Find the line with "What does this", then retype it and each later line through the last, exactly. Leave out pictures.

==================================================

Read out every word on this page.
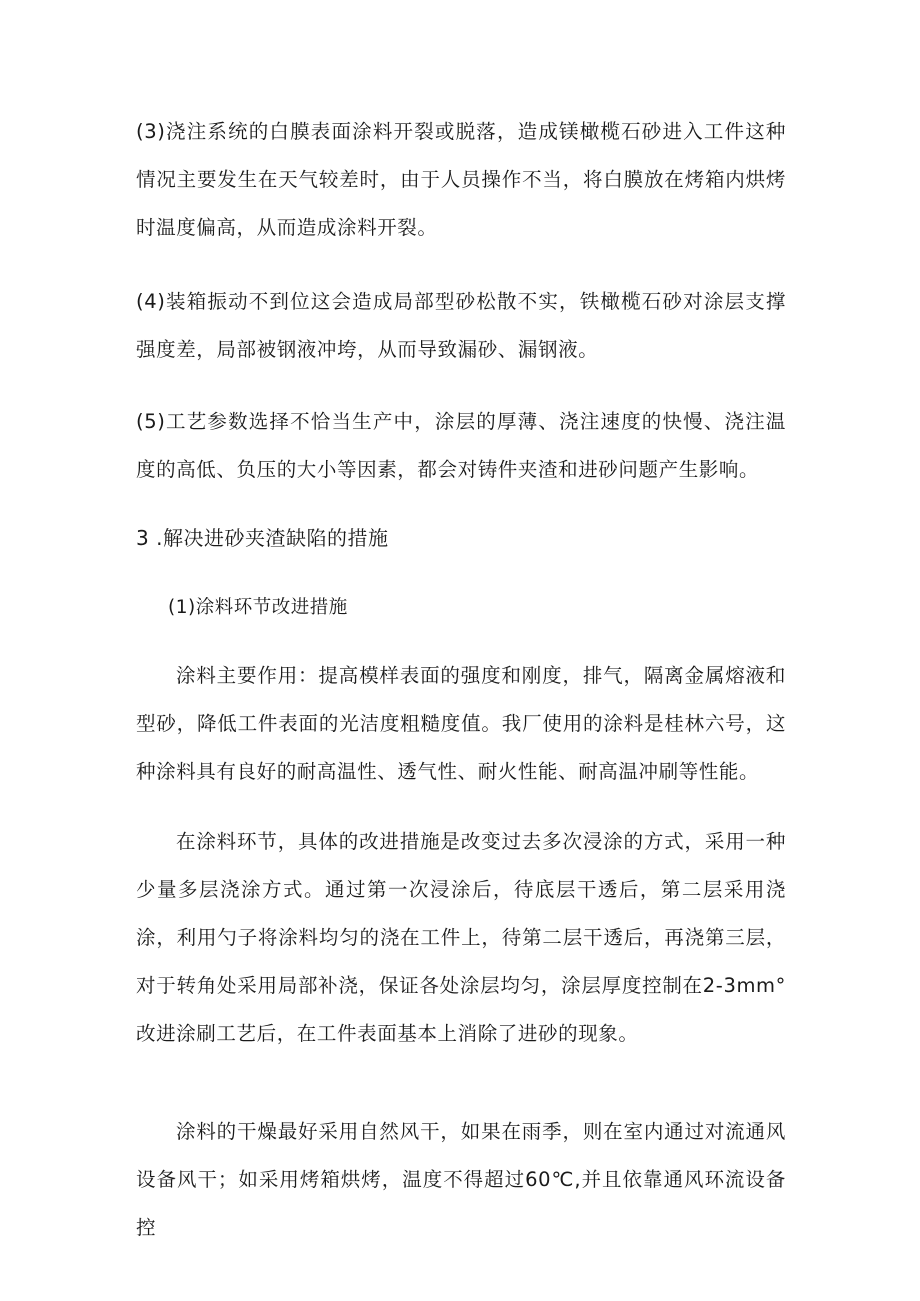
(3)浇注系统的白膜表面涂料开裂或脱落，造成镁橄榄石砂进入工件这种情况主要发生在天气较差时，由于人员操作不当，将白膜放在烤箱内烘烤时温度偏高，从而造成涂料开裂。

(4)装箱振动不到位这会造成局部型砂松散不实，铁橄榄石砂对涂层支撑强度差，局部被钢液冲垮，从而导致漏砂、漏钢液。

(5)工艺参数选择不恰当生产中，涂层的厚薄、浇注速度的快慢、浇注温度的高低、负压的大小等因素，都会对铸件夹渣和进砂问题产生影响。

3 .解决进砂夹渣缺陷的措施
(1)涂料环节改进措施

涂料主要作用：提高模样表面的强度和刚度，排气，隔离金属熔液和型砂，降低工件表面的光洁度粗糙度值。我厂使用的涂料是桂林六号，这种涂料具有良好的耐高温性、透气性、耐火性能、耐高温冲刷等性能。

在涂料环节，具体的改进措施是改变过去多次浸涂的方式，采用一种少量多层浇涂方式。通过第一次浸涂后，待底层干透后，第二层采用浇涂，利用勺子将涂料均匀的浇在工件上，待第二层干透后，再浇第三层，对于转角处采用局部补浇，保证各处涂层均匀，涂层厚度控制在2-3mm°改进涂刷工艺后，在工件表面基本上消除了进砂的现象。

涂料的干燥最好采用自然风干，如果在雨季，则在室内通过对流通风设备风干；如采用烤箱烘烤，温度不得超过60℃,并且依靠通风环流设备控
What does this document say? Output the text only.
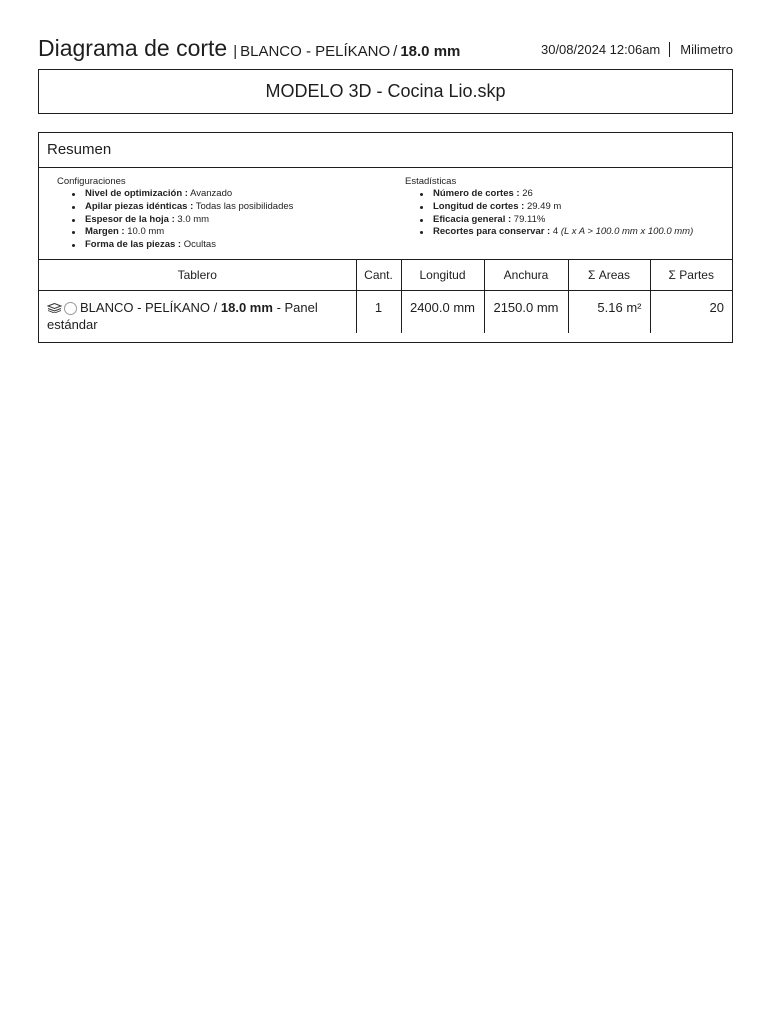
Diagrama de corte | BLANCO - PELÍKANO / 18.0 mm	30/08/2024 12:06am Milimetro
MODELO 3D - Cocina Lio.skp
Resumen
Configuraciones
Nivel de optimización : Avanzado
Apilar piezas idénticas : Todas las posibilidades
Espesor de la hoja : 3.0 mm
Margen : 10.0 mm
Forma de las piezas : Ocultas
Estadísticas
Número de cortes : 26
Longitud de cortes : 29.49 m
Eficacia general : 79.11%
Recortes para conservar : 4 (L x A > 100.0 mm x 100.0 mm)
Tablero	Cant.	Longitud	Anchura	Σ Areas	Σ Partes
BLANCO - PELÍKANO / 18.0 mm - Panel estándar	1	2400.0 mm	2150.0 mm	5.16 m²	20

==================================================

In response ->
What does this document say? Output the text only.
Diagrama de corte | BLANCO - PELÍKANO / 18.0 mm	30/08/2024 12:06am Milimetro
MODELO 3D - Cocina Lio.skp
Resumen
Configuraciones
Nivel de optimización : Avanzado
Apilar piezas idénticas : Todas las posibilidades
Espesor de la hoja : 3.0 mm
Margen : 10.0 mm
Forma de las piezas : Ocultas
Estadísticas
Número de cortes : 26
Longitud de cortes : 29.49 m
Eficacia general : 79.11%
Recortes para conservar : 4 (L x A > 100.0 mm x 100.0 mm)
Tablero	Cant.	Longitud	Anchura	Σ Areas	Σ Partes
BLANCO - PELÍKANO / 18.0 mm - Panel estándar	1	2400.0 mm	2150.0 mm	5.16 m²	20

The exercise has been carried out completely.